Instructions to follow: Tally every line of the listing below that holds "page", then give the tally alone.
>>>>>
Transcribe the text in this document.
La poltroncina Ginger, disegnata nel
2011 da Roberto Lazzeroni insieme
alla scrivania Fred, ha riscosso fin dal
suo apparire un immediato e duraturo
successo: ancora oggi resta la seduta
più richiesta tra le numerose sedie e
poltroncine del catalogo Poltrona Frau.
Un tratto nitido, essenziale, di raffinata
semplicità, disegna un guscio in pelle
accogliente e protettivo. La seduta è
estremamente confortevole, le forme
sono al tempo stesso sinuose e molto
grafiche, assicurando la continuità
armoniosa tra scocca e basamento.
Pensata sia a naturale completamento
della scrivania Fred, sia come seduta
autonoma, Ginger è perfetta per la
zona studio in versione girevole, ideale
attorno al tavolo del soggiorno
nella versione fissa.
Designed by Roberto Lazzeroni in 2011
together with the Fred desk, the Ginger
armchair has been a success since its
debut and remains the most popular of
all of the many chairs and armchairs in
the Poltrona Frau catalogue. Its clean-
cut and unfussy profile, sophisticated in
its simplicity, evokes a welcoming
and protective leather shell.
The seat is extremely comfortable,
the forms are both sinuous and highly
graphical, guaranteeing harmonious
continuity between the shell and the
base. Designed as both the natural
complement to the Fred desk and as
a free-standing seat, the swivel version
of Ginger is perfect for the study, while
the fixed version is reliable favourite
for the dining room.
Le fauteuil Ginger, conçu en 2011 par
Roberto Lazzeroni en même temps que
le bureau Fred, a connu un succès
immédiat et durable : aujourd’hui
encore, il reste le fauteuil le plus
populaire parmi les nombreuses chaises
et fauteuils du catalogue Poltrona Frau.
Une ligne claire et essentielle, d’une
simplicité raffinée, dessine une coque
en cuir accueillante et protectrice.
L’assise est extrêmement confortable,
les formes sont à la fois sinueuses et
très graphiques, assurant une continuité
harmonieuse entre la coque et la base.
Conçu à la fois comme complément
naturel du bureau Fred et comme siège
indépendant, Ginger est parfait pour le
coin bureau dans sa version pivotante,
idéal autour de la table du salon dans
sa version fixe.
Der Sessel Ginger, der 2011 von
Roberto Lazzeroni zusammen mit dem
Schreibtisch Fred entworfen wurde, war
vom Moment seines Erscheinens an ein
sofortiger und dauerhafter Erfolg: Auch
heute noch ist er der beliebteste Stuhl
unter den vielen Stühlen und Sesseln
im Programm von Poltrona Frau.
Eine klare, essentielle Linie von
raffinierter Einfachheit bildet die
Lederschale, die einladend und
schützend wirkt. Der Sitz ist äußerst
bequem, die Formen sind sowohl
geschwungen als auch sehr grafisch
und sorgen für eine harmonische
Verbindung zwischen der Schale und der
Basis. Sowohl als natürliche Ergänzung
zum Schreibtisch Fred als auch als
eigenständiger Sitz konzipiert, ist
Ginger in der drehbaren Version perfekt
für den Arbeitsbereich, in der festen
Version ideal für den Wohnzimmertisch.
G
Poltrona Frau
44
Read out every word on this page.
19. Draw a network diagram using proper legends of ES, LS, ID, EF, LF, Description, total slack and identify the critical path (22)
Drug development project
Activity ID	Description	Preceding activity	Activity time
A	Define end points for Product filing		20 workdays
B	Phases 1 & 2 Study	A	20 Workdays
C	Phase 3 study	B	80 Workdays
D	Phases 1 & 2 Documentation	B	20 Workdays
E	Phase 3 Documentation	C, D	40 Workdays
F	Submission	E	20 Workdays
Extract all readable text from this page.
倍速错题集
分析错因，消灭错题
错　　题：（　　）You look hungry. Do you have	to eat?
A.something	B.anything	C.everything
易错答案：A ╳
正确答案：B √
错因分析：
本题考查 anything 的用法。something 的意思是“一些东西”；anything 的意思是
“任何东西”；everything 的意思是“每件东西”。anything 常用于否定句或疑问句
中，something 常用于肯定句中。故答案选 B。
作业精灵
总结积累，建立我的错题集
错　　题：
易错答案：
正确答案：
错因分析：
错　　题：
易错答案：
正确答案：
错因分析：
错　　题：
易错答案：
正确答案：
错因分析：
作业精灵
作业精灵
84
<<<<<
Output: 2